--- start of Data provided ---

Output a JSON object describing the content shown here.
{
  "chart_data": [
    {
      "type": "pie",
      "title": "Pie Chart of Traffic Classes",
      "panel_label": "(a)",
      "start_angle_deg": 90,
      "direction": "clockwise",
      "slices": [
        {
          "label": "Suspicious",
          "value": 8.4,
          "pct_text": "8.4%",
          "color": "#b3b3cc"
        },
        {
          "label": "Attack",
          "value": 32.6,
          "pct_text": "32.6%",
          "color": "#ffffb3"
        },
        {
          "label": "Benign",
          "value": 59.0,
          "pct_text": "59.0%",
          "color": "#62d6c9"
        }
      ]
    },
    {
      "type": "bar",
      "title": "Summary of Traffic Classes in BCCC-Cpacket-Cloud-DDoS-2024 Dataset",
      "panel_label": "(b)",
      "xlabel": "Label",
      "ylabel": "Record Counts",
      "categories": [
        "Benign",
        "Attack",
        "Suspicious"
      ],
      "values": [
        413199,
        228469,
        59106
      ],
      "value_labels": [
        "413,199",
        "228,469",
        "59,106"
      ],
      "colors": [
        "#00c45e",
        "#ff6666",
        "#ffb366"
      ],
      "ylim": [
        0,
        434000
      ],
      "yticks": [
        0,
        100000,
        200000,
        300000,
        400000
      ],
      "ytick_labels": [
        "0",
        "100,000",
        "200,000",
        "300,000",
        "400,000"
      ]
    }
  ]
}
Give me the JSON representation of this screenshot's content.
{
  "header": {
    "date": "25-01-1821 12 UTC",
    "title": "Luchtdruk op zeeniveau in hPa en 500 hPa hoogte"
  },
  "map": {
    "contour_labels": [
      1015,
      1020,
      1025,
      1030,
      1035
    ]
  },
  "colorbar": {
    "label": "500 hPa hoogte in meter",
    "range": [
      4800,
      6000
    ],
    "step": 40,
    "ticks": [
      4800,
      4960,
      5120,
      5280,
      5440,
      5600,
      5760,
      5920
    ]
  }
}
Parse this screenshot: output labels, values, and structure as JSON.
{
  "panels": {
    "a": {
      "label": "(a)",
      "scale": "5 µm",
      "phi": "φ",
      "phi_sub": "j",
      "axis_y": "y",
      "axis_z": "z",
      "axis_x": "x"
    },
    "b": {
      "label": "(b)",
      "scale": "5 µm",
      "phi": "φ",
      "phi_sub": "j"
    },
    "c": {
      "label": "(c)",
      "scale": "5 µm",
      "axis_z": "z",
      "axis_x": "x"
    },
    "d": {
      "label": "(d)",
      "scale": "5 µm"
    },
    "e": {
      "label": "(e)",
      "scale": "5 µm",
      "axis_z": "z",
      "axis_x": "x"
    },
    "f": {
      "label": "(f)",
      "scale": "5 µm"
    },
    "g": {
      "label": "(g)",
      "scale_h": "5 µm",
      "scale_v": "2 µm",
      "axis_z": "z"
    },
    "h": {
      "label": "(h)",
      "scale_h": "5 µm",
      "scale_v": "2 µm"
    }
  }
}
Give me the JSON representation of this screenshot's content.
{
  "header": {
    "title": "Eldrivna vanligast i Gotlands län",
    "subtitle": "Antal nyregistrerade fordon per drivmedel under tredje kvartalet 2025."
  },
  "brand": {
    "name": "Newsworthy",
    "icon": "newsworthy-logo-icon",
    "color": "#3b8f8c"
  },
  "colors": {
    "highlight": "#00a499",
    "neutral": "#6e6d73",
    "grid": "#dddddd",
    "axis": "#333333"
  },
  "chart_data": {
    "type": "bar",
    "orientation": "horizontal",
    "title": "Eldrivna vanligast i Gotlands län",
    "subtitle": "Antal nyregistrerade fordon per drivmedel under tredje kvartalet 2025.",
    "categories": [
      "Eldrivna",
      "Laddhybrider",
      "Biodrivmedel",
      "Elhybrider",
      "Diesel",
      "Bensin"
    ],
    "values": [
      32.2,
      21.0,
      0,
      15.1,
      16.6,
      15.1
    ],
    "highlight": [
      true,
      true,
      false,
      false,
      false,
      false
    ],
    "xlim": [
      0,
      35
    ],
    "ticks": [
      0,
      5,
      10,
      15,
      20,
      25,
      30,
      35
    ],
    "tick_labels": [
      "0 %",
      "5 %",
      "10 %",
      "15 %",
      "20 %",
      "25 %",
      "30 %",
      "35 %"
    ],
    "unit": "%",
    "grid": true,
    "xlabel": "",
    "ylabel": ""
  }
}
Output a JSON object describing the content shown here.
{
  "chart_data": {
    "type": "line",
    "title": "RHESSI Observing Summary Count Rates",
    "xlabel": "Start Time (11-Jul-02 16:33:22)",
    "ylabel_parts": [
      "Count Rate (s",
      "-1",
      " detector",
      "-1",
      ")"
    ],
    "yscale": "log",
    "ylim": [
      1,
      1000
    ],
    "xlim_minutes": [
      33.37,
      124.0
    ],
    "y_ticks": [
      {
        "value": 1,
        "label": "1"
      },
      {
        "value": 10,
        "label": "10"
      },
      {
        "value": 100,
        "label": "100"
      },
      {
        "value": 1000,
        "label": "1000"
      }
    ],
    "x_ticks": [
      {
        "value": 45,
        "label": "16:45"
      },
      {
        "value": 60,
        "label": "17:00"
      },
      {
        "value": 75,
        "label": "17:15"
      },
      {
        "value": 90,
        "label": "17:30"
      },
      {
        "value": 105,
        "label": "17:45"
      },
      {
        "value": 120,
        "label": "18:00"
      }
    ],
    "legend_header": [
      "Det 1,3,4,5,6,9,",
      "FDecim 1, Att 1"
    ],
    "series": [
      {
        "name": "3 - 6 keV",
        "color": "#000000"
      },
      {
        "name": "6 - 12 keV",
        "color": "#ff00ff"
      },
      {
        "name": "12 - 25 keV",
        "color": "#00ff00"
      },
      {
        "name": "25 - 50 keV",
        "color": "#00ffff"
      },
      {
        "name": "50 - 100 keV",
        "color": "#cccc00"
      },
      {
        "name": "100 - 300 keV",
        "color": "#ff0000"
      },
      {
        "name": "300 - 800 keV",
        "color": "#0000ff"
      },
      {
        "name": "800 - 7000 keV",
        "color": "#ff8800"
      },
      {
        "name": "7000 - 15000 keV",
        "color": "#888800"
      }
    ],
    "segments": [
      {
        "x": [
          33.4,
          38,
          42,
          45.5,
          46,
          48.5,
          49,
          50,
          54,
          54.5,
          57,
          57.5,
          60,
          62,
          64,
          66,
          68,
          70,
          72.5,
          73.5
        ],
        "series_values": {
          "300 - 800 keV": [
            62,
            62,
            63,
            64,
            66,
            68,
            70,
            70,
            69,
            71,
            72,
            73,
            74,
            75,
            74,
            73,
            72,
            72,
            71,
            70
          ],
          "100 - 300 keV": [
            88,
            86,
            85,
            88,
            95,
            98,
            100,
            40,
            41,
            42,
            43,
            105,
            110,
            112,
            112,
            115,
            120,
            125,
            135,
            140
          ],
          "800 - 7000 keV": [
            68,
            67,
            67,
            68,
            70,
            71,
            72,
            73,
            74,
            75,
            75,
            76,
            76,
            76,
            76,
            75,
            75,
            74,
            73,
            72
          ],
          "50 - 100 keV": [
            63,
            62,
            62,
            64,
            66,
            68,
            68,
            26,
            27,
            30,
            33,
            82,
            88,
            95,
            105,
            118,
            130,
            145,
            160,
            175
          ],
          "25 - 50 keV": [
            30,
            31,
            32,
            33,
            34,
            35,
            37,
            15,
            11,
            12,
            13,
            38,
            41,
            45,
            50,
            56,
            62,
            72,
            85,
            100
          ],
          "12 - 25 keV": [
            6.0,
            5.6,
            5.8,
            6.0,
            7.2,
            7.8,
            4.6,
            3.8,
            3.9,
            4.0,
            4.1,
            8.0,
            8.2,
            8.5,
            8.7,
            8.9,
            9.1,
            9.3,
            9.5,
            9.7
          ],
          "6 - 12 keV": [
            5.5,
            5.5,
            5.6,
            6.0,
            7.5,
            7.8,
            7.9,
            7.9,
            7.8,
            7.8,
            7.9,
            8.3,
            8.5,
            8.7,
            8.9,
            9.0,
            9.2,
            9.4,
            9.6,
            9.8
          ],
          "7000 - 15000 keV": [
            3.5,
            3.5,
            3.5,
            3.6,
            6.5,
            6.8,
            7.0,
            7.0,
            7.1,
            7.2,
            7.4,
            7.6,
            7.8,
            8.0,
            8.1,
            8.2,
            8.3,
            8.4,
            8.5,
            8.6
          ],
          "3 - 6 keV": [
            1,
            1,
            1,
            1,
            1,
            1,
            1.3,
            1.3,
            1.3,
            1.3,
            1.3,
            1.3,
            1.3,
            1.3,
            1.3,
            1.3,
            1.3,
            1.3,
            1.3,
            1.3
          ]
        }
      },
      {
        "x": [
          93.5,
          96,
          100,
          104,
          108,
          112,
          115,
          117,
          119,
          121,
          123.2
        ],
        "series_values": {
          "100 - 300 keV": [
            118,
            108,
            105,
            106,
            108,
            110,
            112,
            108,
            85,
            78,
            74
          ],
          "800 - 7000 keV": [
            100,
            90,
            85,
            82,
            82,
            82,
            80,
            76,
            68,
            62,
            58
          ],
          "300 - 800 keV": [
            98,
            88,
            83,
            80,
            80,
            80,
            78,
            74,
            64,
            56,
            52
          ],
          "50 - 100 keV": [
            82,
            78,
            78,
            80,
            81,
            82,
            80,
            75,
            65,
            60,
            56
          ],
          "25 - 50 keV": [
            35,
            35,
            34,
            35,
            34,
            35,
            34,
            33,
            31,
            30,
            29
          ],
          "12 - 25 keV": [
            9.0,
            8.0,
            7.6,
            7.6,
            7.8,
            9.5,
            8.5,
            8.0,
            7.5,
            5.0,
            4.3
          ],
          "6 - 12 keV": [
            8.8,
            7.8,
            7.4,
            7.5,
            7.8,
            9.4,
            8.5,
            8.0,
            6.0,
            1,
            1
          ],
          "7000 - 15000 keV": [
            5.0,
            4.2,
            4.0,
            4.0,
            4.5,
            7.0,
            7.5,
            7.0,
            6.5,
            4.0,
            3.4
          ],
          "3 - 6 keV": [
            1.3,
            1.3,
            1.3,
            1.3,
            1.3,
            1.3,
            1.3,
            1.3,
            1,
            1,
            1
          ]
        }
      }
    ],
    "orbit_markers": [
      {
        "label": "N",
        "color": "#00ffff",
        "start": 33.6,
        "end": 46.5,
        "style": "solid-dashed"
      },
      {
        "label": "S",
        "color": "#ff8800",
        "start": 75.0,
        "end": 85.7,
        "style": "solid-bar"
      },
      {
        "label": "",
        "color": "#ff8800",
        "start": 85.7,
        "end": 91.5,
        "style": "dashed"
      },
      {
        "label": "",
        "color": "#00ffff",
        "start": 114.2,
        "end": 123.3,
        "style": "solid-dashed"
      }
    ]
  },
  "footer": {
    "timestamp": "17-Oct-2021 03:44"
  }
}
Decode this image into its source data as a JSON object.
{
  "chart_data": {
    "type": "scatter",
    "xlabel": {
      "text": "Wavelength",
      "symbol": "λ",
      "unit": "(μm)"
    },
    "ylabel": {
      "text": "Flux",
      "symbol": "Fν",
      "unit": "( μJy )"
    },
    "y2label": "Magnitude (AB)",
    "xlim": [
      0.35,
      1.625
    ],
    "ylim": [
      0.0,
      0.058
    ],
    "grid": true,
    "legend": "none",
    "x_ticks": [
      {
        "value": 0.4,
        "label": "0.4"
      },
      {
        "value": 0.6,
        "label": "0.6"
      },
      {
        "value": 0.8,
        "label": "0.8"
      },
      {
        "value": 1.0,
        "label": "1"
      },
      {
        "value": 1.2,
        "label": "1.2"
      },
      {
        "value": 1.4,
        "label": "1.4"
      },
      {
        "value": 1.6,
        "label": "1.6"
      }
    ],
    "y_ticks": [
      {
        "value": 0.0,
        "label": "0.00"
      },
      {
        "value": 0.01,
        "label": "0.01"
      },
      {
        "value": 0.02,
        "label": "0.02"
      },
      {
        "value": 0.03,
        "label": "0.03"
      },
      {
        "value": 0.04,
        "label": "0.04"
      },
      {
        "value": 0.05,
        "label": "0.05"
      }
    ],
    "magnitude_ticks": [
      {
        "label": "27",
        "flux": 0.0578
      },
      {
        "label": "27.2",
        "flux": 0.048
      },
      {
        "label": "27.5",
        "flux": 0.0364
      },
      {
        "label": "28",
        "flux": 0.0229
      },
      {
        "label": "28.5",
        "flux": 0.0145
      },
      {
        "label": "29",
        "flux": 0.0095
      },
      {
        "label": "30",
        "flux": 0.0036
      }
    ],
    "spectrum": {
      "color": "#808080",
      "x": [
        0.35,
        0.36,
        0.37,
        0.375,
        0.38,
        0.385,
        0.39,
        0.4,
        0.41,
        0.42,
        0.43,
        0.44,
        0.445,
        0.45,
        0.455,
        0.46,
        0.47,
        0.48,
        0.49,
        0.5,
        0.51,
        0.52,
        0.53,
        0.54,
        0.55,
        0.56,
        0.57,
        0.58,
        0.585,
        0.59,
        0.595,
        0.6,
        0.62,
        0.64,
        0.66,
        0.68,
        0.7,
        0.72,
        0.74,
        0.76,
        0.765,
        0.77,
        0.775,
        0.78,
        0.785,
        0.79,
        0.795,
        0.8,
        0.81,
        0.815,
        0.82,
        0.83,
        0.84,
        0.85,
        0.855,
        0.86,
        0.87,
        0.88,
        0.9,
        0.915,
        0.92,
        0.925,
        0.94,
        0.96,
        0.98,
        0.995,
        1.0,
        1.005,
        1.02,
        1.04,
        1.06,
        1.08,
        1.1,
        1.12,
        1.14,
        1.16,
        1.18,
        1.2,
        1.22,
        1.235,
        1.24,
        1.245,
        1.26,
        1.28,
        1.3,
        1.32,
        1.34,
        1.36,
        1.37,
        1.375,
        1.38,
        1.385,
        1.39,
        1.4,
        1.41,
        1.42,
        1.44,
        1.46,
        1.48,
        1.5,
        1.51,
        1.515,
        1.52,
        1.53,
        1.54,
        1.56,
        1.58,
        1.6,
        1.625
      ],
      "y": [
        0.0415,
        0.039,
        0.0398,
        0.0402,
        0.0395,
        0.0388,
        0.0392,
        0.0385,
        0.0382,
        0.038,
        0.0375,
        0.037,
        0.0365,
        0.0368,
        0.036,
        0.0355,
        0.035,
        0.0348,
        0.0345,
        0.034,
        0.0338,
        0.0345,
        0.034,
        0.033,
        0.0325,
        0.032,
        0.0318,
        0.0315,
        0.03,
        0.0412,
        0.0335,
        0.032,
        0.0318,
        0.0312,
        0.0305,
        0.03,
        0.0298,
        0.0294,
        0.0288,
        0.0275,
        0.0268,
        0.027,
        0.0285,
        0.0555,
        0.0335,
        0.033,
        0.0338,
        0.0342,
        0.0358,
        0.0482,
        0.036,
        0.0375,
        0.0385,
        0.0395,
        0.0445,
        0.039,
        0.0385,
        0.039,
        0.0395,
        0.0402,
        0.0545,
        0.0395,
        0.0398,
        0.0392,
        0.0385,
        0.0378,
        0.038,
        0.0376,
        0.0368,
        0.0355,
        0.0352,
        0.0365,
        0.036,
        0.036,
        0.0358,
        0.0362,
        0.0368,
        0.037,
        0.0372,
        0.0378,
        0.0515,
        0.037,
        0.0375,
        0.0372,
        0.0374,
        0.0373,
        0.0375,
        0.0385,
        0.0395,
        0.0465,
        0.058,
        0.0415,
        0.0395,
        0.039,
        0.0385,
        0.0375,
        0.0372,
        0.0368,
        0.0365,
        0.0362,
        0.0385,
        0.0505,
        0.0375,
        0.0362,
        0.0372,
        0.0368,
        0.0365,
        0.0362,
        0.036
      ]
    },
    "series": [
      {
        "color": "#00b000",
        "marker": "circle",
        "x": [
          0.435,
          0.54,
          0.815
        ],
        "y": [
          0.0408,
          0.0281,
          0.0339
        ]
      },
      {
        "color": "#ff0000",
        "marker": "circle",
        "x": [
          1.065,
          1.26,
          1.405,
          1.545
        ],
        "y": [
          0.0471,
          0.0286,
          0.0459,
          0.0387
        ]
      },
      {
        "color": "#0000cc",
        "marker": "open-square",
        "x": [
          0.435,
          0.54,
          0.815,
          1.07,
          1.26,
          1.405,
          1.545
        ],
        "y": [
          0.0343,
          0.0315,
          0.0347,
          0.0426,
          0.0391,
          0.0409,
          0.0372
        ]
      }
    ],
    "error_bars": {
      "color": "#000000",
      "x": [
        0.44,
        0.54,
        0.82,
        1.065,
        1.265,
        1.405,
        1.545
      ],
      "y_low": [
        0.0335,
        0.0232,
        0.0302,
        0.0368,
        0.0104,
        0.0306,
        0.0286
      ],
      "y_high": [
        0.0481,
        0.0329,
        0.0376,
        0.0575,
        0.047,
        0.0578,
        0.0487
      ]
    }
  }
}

--- end of Data provided ---

## Task objective
Find every line containing the word "Classes", then give the total and nothing more.

## Solution to this task
2